**EXERCISE INSTRUCTIONS**
Copy each line below exactly and leave the pictures out.

**EXTRACTED MATERIAL**
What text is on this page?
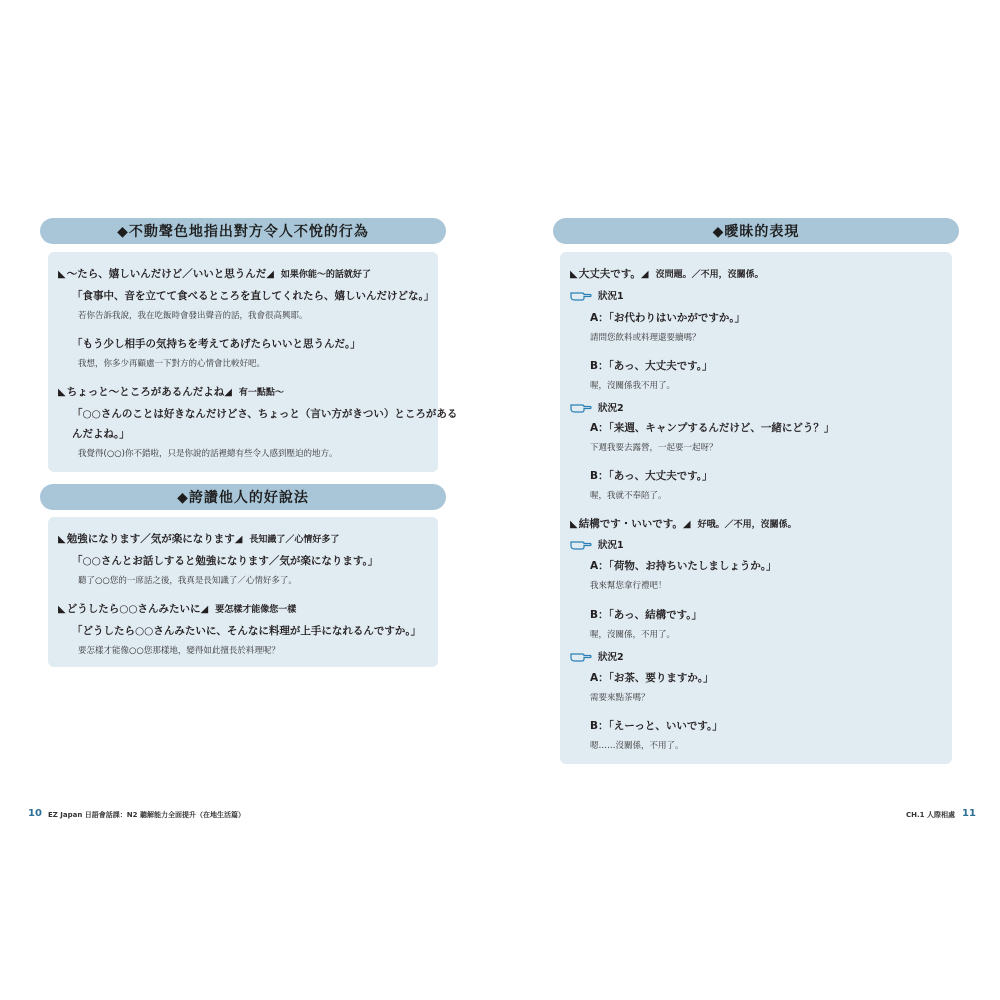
◆不動聲色地指出對方令人不悅的行為
◣～たら、嬉しいんだけど／いいと思うんだ◢ 如果你能～的話就好了
「食事中、音を立てて食べるところを直してくれたら、嬉しいんだけどな。」
若你告訴我說，我在吃飯時會發出聲音的話，我會很高興耶。
「もう少し相手の気持ちを考えてあげたらいいと思うんだ。」
我想，你多少再顧慮一下對方的心情會比較好吧。
◣ちょっと～ところがあるんだよね◢ 有一點點～
「○○さんのことは好きなんだけどさ、ちょっと（言い方がきつい）ところがある
んだよね。」
我覺得(○○)你不錯啦，只是你說的話裡總有些令人感到壓迫的地方。
◆誇讚他人的好說法
◣勉強になります／気が楽になります◢ 長知識了／心情好多了
「○○さんとお話しすると勉強になります／気が楽になります。」
聽了○○您的一席話之後，我真是長知識了／心情好多了。
◣どうしたら○○さんみたいに◢ 要怎樣才能像您一樣
「どうしたら○○さんみたいに、そんなに料理が上手になれるんですか。」
要怎樣才能像○○您那樣地，變得如此擅長於料理呢？
10 EZ Japan 日語會話課：N2 聽解能力全面提升（在地生活篇）
◆曖昧的表現
◣大丈夫です。◢ 沒問題。／不用，沒關係。
狀況1
A：「お代わりはいかがですか。」
請問您飲料或料理還要續嗎？
B：「あっ、大丈夫です。」
喔，沒關係我不用了。
狀況2
A：「来週、キャンプするんだけど、一緒にどう？」
下週我要去露營，一起要一起呀？
B：「あっ、大丈夫です。」
喔，我就不奉陪了。
◣結構です・いいです。◢ 好哦。／不用，沒關係。
狀況1
A：「荷物、お持ちいたしましょうか。」
我來幫您拿行禮吧！
B：「あっ、結構です。」
喔，沒關係，不用了。
狀況2
A：「お茶、要りますか。」
需要來點茶嗎？
B：「えーっと、いいです。」
嗯……沒關係，不用了。
CH.1 人際相處 11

**EXPECTED ANSWER**
What text is on this page?
◆不動聲色地指出對方令人不悅的行為
◣～たら、嬉しいんだけど／いいと思うんだ◢ 如果你能～的話就好了
「食事中、音を立てて食べるところを直してくれたら、嬉しいんだけどな。」
若你告訴我說，我在吃飯時會發出聲音的話，我會很高興耶。
「もう少し相手の気持ちを考えてあげたらいいと思うんだ。」
我想，你多少再顧慮一下對方的心情會比較好吧。
◣ちょっと～ところがあるんだよね◢ 有一點點～
「○○さんのことは好きなんだけどさ、ちょっと（言い方がきつい）ところがある
んだよね。」
我覺得(○○)你不錯啦，只是你說的話裡總有些令人感到壓迫的地方。
◆誇讚他人的好說法
◣勉強になります／気が楽になります◢ 長知識了／心情好多了
「○○さんとお話しすると勉強になります／気が楽になります。」
聽了○○您的一席話之後，我真是長知識了／心情好多了。
◣どうしたら○○さんみたいに◢ 要怎樣才能像您一樣
「どうしたら○○さんみたいに、そんなに料理が上手になれるんですか。」
要怎樣才能像○○您那樣地，變得如此擅長於料理呢？
10 EZ Japan 日語會話課：N2 聽解能力全面提升（在地生活篇）
◆曖昧的表現
◣大丈夫です。◢ 沒問題。／不用，沒關係。
狀況1
A：「お代わりはいかがですか。」
請問您飲料或料理還要續嗎？
B：「あっ、大丈夫です。」
喔，沒關係我不用了。
狀況2
A：「来週、キャンプするんだけど、一緒にどう？」
下週我要去露營，一起要一起呀？
B：「あっ、大丈夫です。」
喔，我就不奉陪了。
◣結構です・いいです。◢ 好哦。／不用，沒關係。
狀況1
A：「荷物、お持ちいたしましょうか。」
我來幫您拿行禮吧！
B：「あっ、結構です。」
喔，沒關係，不用了。
狀況2
A：「お茶、要りますか。」
需要來點茶嗎？
B：「えーっと、いいです。」
嗯……沒關係，不用了。
CH.1 人際相處 11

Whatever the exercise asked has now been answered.